TASK DESCRIPTION.
Return all of the following records line for line, with nothing changed.

MATERIAL FOR THIS EXERCISE.
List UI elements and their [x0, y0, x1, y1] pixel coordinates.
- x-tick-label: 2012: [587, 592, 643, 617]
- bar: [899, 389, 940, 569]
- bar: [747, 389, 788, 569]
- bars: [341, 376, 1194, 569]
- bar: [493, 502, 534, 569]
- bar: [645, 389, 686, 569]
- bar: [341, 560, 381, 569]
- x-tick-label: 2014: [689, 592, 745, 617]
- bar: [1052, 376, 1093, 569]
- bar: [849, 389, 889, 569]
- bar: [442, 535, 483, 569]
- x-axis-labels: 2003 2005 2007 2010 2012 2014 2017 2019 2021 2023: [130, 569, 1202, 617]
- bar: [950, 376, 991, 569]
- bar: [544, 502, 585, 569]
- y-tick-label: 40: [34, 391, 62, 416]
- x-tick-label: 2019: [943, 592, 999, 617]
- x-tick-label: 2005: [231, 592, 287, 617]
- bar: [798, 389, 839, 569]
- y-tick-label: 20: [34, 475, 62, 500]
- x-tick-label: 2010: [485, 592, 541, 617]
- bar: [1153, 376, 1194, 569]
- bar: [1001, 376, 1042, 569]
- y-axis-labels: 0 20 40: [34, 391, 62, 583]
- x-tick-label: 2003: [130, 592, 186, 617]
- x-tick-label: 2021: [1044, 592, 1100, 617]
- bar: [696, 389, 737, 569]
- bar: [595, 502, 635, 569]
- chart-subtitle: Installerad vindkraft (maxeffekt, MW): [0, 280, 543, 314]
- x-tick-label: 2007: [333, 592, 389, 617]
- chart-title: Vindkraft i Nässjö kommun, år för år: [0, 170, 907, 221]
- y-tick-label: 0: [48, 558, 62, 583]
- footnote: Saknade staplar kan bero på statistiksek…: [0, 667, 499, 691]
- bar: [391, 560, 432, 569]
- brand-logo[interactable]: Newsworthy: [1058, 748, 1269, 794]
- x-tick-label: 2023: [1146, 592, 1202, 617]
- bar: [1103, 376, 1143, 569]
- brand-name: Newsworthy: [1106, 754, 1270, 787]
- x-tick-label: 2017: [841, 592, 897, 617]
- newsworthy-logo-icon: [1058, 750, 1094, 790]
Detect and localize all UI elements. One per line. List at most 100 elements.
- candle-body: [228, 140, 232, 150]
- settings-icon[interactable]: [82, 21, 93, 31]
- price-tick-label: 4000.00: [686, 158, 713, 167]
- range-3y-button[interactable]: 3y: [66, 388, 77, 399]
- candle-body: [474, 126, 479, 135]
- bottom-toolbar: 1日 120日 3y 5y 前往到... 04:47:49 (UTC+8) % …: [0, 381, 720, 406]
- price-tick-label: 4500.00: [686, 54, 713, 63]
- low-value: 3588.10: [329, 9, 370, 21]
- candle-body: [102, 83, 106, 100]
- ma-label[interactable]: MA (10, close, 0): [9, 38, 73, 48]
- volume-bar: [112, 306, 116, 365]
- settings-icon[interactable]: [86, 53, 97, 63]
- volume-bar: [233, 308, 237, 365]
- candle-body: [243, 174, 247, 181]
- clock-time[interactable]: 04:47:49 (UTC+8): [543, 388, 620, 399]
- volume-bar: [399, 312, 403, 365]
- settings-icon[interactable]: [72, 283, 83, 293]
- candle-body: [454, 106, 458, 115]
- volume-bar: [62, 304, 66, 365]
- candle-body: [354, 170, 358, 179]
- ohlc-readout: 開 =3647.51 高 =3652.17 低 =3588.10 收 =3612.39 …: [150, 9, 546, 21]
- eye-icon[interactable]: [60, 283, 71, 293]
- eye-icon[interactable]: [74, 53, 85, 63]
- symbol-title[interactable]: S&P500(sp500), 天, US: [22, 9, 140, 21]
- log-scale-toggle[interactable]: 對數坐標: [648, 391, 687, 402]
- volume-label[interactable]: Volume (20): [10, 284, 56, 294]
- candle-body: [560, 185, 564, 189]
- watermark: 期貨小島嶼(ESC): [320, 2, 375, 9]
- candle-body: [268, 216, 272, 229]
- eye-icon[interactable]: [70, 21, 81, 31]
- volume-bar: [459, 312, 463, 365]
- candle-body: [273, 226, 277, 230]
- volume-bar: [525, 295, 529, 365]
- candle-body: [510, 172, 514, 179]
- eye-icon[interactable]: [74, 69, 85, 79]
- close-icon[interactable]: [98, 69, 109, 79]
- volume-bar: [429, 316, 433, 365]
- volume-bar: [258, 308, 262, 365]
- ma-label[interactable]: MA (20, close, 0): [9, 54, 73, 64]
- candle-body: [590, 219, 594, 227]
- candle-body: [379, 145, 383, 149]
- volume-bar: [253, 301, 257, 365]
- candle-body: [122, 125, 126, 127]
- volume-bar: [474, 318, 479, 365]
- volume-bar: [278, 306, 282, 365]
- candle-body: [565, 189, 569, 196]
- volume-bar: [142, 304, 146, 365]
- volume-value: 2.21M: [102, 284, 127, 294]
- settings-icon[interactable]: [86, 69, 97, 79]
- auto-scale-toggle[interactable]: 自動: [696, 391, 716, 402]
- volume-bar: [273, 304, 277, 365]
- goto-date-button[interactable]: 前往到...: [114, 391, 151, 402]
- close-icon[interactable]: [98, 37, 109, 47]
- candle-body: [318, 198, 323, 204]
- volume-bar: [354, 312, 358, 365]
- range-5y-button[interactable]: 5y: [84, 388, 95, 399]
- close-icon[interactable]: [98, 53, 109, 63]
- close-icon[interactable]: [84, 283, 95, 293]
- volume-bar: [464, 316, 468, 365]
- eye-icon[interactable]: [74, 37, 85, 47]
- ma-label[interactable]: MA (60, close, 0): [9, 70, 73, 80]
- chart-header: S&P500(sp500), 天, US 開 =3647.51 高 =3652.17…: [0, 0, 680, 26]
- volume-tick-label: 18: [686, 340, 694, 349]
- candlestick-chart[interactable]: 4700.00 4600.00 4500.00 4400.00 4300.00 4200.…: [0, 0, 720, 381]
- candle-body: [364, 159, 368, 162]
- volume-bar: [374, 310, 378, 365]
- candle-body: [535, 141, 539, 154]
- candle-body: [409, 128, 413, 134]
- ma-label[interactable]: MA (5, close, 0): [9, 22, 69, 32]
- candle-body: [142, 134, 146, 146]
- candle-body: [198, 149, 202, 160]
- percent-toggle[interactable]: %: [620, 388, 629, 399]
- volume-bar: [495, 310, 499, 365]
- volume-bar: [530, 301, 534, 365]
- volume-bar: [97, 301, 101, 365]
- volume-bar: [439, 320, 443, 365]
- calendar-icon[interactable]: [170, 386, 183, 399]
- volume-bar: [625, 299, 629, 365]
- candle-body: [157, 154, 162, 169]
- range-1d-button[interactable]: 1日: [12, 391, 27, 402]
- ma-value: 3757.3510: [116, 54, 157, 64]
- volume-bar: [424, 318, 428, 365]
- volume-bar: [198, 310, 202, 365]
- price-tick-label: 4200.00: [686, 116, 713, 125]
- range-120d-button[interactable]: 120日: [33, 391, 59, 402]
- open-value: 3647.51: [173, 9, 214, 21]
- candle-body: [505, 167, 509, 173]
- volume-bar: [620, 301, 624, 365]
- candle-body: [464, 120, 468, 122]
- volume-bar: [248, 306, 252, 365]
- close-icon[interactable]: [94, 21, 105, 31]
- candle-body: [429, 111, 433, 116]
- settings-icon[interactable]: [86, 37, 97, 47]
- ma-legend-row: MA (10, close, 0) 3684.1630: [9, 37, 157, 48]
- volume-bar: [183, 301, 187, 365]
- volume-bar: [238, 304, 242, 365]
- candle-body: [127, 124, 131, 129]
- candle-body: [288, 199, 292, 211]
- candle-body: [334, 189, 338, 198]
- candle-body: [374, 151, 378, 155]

SOLUTION FOR THIS TASK.
List UI elements and their [x0, y0, x1, y1] pixel coordinates.
- x-tick-label: 2012: [587, 592, 643, 617]
- bar: [899, 389, 940, 569]
- bar: [747, 389, 788, 569]
- bars: [341, 376, 1194, 569]
- bar: [493, 502, 534, 569]
- bar: [645, 389, 686, 569]
- bar: [341, 560, 381, 569]
- x-tick-label: 2014: [689, 592, 745, 617]
- bar: [1052, 376, 1093, 569]
- bar: [849, 389, 889, 569]
- bar: [442, 535, 483, 569]
- x-axis-labels: 2003 2005 2007 2010 2012 2014 2017 2019 2021 2023: [130, 569, 1202, 617]
- bar: [950, 376, 991, 569]
- bar: [544, 502, 585, 569]
- y-tick-label: 40: [34, 391, 62, 416]
- x-tick-label: 2019: [943, 592, 999, 617]
- x-tick-label: 2005: [231, 592, 287, 617]
- bar: [798, 389, 839, 569]
- y-tick-label: 20: [34, 475, 62, 500]
- x-tick-label: 2010: [485, 592, 541, 617]
- bar: [1153, 376, 1194, 569]
- bar: [1001, 376, 1042, 569]
- y-axis-labels: 0 20 40: [34, 391, 62, 583]
- x-tick-label: 2003: [130, 592, 186, 617]
- x-tick-label: 2021: [1044, 592, 1100, 617]
- bar: [696, 389, 737, 569]
- bar: [595, 502, 635, 569]
- chart-subtitle: Installerad vindkraft (maxeffekt, MW): [0, 280, 543, 314]
- x-tick-label: 2007: [333, 592, 389, 617]
- chart-title: Vindkraft i Nässjö kommun, år för år: [0, 170, 907, 221]
- y-tick-label: 0: [48, 558, 62, 583]
- footnote: Saknade staplar kan bero på statistiksek…: [0, 667, 499, 691]
- bar: [391, 560, 432, 569]
- brand-logo[interactable]: Newsworthy: [1058, 748, 1269, 794]
- x-tick-label: 2023: [1146, 592, 1202, 617]
- bar: [1103, 376, 1143, 569]
- brand-name: Newsworthy: [1106, 754, 1270, 787]
- x-tick-label: 2017: [841, 592, 897, 617]
- newsworthy-logo-icon: [1058, 750, 1094, 790]
Detect and localize all UI elements. One per line. List at most 100 elements.
- candle-body: [228, 140, 232, 150]
- settings-icon[interactable]: [82, 21, 93, 31]
- price-tick-label: 4000.00: [686, 158, 713, 167]
- range-3y-button[interactable]: 3y: [66, 388, 77, 399]
- candle-body: [474, 126, 479, 135]
- bottom-toolbar: 1日 120日 3y 5y 前往到... 04:47:49 (UTC+8) % …: [0, 381, 720, 406]
- price-tick-label: 4500.00: [686, 54, 713, 63]
- low-value: 3588.10: [329, 9, 370, 21]
- candle-body: [102, 83, 106, 100]
- ma-label[interactable]: MA (10, close, 0): [9, 38, 73, 48]
- volume-bar: [112, 306, 116, 365]
- settings-icon[interactable]: [86, 53, 97, 63]
- volume-bar: [233, 308, 237, 365]
- candle-body: [243, 174, 247, 181]
- clock-time[interactable]: 04:47:49 (UTC+8): [543, 388, 620, 399]
- volume-bar: [399, 312, 403, 365]
- settings-icon[interactable]: [72, 283, 83, 293]
- candle-body: [454, 106, 458, 115]
- volume-bar: [62, 304, 66, 365]
- candle-body: [354, 170, 358, 179]
- ohlc-readout: 開 =3647.51 高 =3652.17 低 =3588.10 收 =3612.39 …: [150, 9, 546, 21]
- eye-icon[interactable]: [60, 283, 71, 293]
- eye-icon[interactable]: [74, 53, 85, 63]
- symbol-title[interactable]: S&P500(sp500), 天, US: [22, 9, 140, 21]
- log-scale-toggle[interactable]: 對數坐標: [648, 391, 687, 402]
- volume-label[interactable]: Volume (20): [10, 284, 56, 294]
- candle-body: [560, 185, 564, 189]
- watermark: 期貨小島嶼(ESC): [320, 2, 375, 9]
- candle-body: [268, 216, 272, 229]
- eye-icon[interactable]: [70, 21, 81, 31]
- volume-bar: [459, 312, 463, 365]
- candle-body: [273, 226, 277, 230]
- volume-bar: [525, 295, 529, 365]
- candle-body: [510, 172, 514, 179]
- eye-icon[interactable]: [74, 69, 85, 79]
- close-icon[interactable]: [98, 69, 109, 79]
- volume-bar: [429, 316, 433, 365]
- volume-bar: [258, 308, 262, 365]
- ma-label[interactable]: MA (20, close, 0): [9, 54, 73, 64]
- candle-body: [590, 219, 594, 227]
- candle-body: [379, 145, 383, 149]
- volume-bar: [253, 301, 257, 365]
- candle-body: [122, 125, 126, 127]
- volume-bar: [474, 318, 479, 365]
- volume-bar: [278, 306, 282, 365]
- candle-body: [565, 189, 569, 196]
- volume-bar: [142, 304, 146, 365]
- volume-value: 2.21M: [102, 284, 127, 294]
- settings-icon[interactable]: [86, 69, 97, 79]
- auto-scale-toggle[interactable]: 自動: [696, 391, 716, 402]
- volume-bar: [273, 304, 277, 365]
- goto-date-button[interactable]: 前往到...: [114, 391, 151, 402]
- close-icon[interactable]: [98, 37, 109, 47]
- candle-body: [318, 198, 323, 204]
- volume-bar: [354, 312, 358, 365]
- range-5y-button[interactable]: 5y: [84, 388, 95, 399]
- close-icon[interactable]: [98, 53, 109, 63]
- close-icon[interactable]: [84, 283, 95, 293]
- volume-bar: [464, 316, 468, 365]
- eye-icon[interactable]: [74, 37, 85, 47]
- ma-label[interactable]: MA (60, close, 0): [9, 70, 73, 80]
- chart-header: S&P500(sp500), 天, US 開 =3647.51 高 =3652.17…: [0, 0, 680, 26]
- volume-tick-label: 18: [686, 340, 694, 349]
- candlestick-chart[interactable]: 4700.00 4600.00 4500.00 4400.00 4300.00 4200.…: [0, 0, 720, 381]
- candle-body: [364, 159, 368, 162]
- volume-bar: [374, 310, 378, 365]
- candle-body: [535, 141, 539, 154]
- candle-body: [409, 128, 413, 134]
- ma-label[interactable]: MA (5, close, 0): [9, 22, 69, 32]
- candle-body: [142, 134, 146, 146]
- candle-body: [198, 149, 202, 160]
- percent-toggle[interactable]: %: [620, 388, 629, 399]
- volume-bar: [495, 310, 499, 365]
- volume-bar: [530, 301, 534, 365]
- volume-bar: [97, 301, 101, 365]
- volume-bar: [439, 320, 443, 365]
- calendar-icon[interactable]: [170, 386, 183, 399]
- volume-bar: [625, 299, 629, 365]
- candle-body: [157, 154, 162, 169]
- range-1d-button[interactable]: 1日: [12, 391, 27, 402]
- ma-value: 3757.3510: [116, 54, 157, 64]
- volume-bar: [424, 318, 428, 365]
- volume-bar: [198, 310, 202, 365]
- price-tick-label: 4200.00: [686, 116, 713, 125]
- range-120d-button[interactable]: 120日: [33, 391, 59, 402]
- open-value: 3647.51: [173, 9, 214, 21]
- candle-body: [505, 167, 509, 173]
- volume-bar: [620, 301, 624, 365]
- candle-body: [464, 120, 468, 122]
- volume-bar: [248, 306, 252, 365]
- close-icon[interactable]: [94, 21, 105, 31]
- candle-body: [429, 111, 433, 116]
- settings-icon[interactable]: [86, 37, 97, 47]
- ma-legend-row: MA (10, close, 0) 3684.1630: [9, 37, 157, 48]
- volume-bar: [183, 301, 187, 365]
- volume-bar: [238, 304, 242, 365]
- candle-body: [127, 124, 131, 129]
- candle-body: [288, 199, 292, 211]
- candle-body: [334, 189, 338, 198]
- candle-body: [374, 151, 378, 155]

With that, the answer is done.